Exercise objective
Each record below should be output verbatim, without pictures.

Given records
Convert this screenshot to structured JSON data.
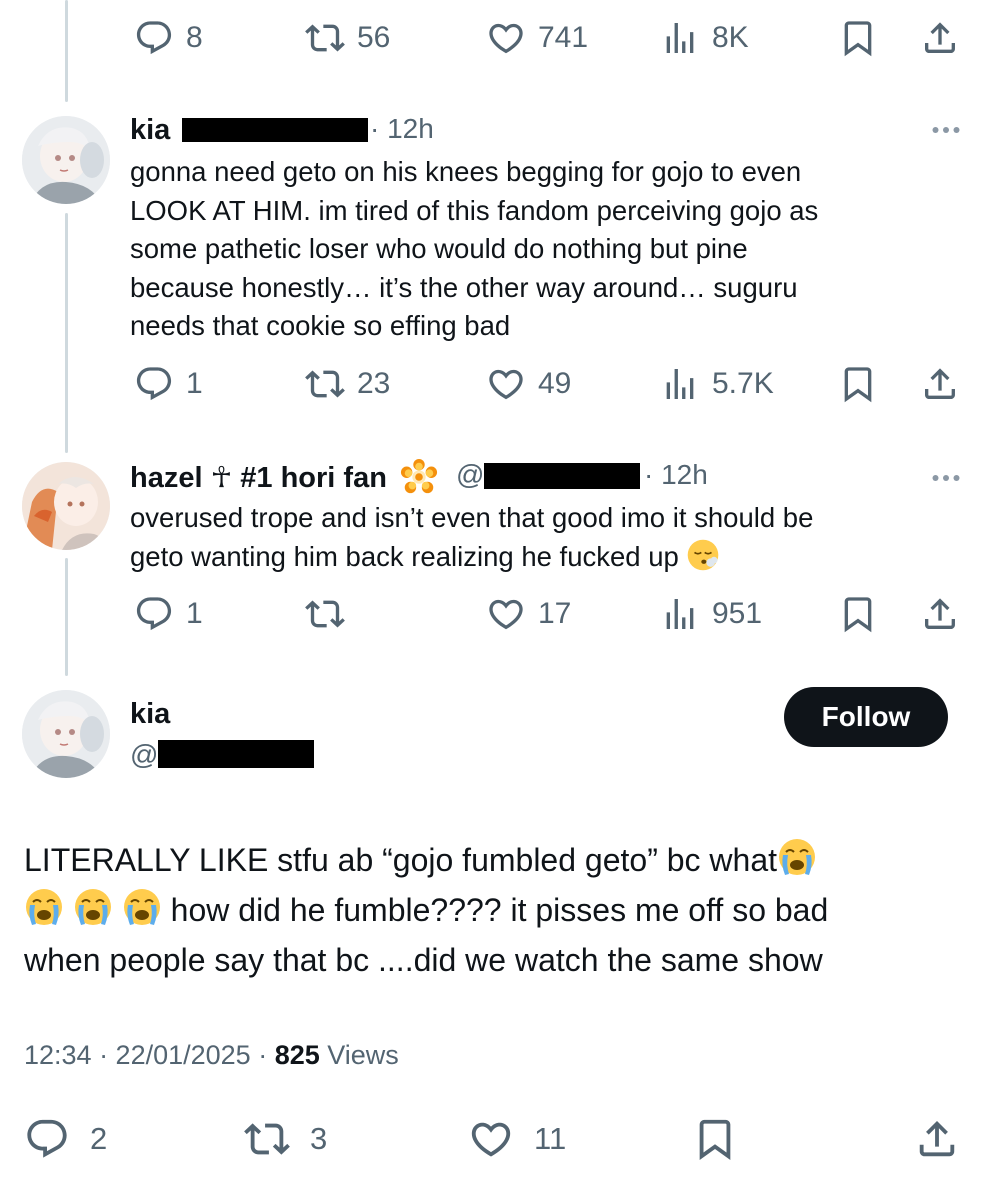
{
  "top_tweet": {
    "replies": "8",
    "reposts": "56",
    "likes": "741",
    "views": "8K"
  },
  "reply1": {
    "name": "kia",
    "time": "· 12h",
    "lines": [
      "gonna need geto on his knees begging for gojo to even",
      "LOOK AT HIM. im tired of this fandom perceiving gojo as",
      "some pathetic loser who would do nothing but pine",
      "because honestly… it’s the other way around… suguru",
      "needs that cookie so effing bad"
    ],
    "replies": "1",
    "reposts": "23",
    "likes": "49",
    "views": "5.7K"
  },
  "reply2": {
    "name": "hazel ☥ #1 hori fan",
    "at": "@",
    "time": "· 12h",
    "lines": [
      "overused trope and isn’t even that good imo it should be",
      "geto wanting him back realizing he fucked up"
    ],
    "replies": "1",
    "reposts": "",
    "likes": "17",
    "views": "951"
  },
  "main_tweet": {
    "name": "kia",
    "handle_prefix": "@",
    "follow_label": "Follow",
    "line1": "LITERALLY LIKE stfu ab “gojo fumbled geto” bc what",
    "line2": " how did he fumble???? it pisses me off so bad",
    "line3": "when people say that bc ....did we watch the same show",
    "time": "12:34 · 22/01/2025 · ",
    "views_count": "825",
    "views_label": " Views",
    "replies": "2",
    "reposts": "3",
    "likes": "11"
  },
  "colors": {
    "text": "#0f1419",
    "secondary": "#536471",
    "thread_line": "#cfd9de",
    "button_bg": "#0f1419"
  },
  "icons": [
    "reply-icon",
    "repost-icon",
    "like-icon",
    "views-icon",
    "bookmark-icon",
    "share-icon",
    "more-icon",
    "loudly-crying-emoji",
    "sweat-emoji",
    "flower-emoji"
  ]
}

The reply
Convert this screenshot to structured JSON data.
{
  "top_tweet": {
    "replies": "8",
    "reposts": "56",
    "likes": "741",
    "views": "8K"
  },
  "reply1": {
    "name": "kia",
    "time": "· 12h",
    "lines": [
      "gonna need geto on his knees begging for gojo to even",
      "LOOK AT HIM. im tired of this fandom perceiving gojo as",
      "some pathetic loser who would do nothing but pine",
      "because honestly… it’s the other way around… suguru",
      "needs that cookie so effing bad"
    ],
    "replies": "1",
    "reposts": "23",
    "likes": "49",
    "views": "5.7K"
  },
  "reply2": {
    "name": "hazel ☥ #1 hori fan",
    "at": "@",
    "time": "· 12h",
    "lines": [
      "overused trope and isn’t even that good imo it should be",
      "geto wanting him back realizing he fucked up"
    ],
    "replies": "1",
    "reposts": "",
    "likes": "17",
    "views": "951"
  },
  "main_tweet": {
    "name": "kia",
    "handle_prefix": "@",
    "follow_label": "Follow",
    "line1": "LITERALLY LIKE stfu ab “gojo fumbled geto” bc what",
    "line2": " how did he fumble???? it pisses me off so bad",
    "line3": "when people say that bc ....did we watch the same show",
    "time": "12:34 · 22/01/2025 · ",
    "views_count": "825",
    "views_label": " Views",
    "replies": "2",
    "reposts": "3",
    "likes": "11"
  },
  "colors": {
    "text": "#0f1419",
    "secondary": "#536471",
    "thread_line": "#cfd9de",
    "button_bg": "#0f1419"
  },
  "icons": [
    "reply-icon",
    "repost-icon",
    "like-icon",
    "views-icon",
    "bookmark-icon",
    "share-icon",
    "more-icon",
    "loudly-crying-emoji",
    "sweat-emoji",
    "flower-emoji"
  ]
}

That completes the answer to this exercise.